Items from a data source:

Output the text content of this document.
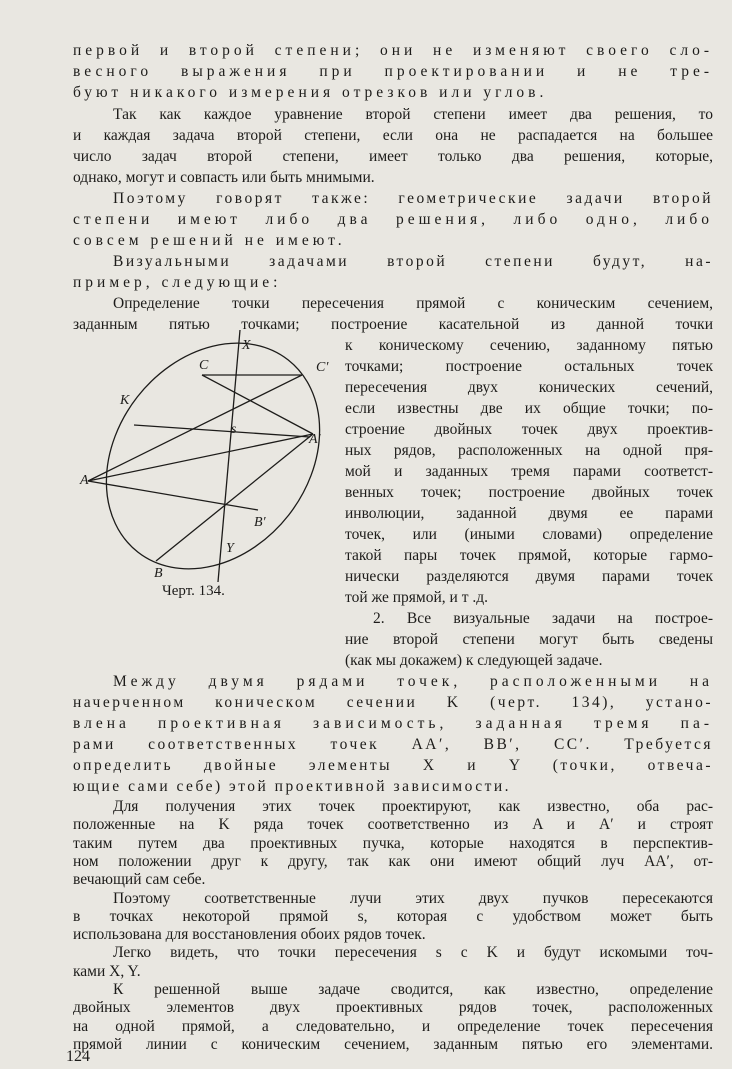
первой и второй степени; они не изменяют своего сло-
весного выражения при проектировании и не тре-
буют никакого измерения отрезков или углов.
Так как каждое уравнение второй степени имеет два решения, то
и каждая задача второй степени, если она не распадается на большее
число задач второй степени, имеет только два решения, которые,
однако, могут и совпасть или быть мнимыми.
Поэтому говорят также: геометрические задачи второй
степени имеют либо два решения, либо одно, либо
совсем решений не имеют.
Визуальными задачами второй степени будут, на-
пример, следующие:
Определение точки пересечения прямой с коническим сечением,
заданным пятью точками; построение касательной из данной точки
к коническому сечению, заданному пятью
точками; построение остальных точек
пересечения двух конических сечений,
если известны две их общие точки; по-
строение двойных точек двух проектив-
ных рядов, расположенных на одной пря-
мой и заданных тремя парами соответст-
венных точек; построение двойных точек
инволюции, заданной двумя ее парами
точек, или (иными словами) определение
такой пары точек прямой, которые гармо-
нически разделяются двумя парами точек
той же прямой, и т .д.
2. Все визуальные задачи на построе-
ние второй степени могут быть сведены
(как мы докажем) к следующей задаче.
X
C	C′
K
s
A′
A
B′
Y
B
Черт. 134.
Между двумя рядами точек, расположенными на
начерченном коническом сечении K (черт. 134), устано-
влена проективная зависимость, заданная тремя па-
рами соответственных точек AA′, BB′, CC′. Требуется
определить двойные элементы X и Y (точки, отвеча-
ющие сами себе) этой проективной зависимости.
Для получения этих точек проектируют, как известно, оба рас-
положенные на K ряда точек соответственно из A и A′ и строят
таким путем два проективных пучка, которые находятся в перспектив-
ном положении друг к другу, так как они имеют общий луч AA′, от-
вечающий сам себе.
Поэтому соответственные лучи этих двух пучков пересекаются
в точках некоторой прямой s, которая с удобством может быть
использована для восстановления обоих рядов точек.
Легко видеть, что точки пересечения s с K и будут искомыми точ-
ками X, Y.
К решенной выше задаче сводится, как известно, определение
двойных элементов двух проективных рядов точек, расположенных
на одной прямой, а следовательно, и определение точек пересечения
прямой линии с коническим сечением, заданным пятью его элементами.
124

WHAT IS REQUIRED> Report each line in the data that holds the word "коническим".

RESULT BELOW>
Определение точки пересечения прямой с коническим сечением,
прямой линии с коническим сечением, заданным пятью его элементами.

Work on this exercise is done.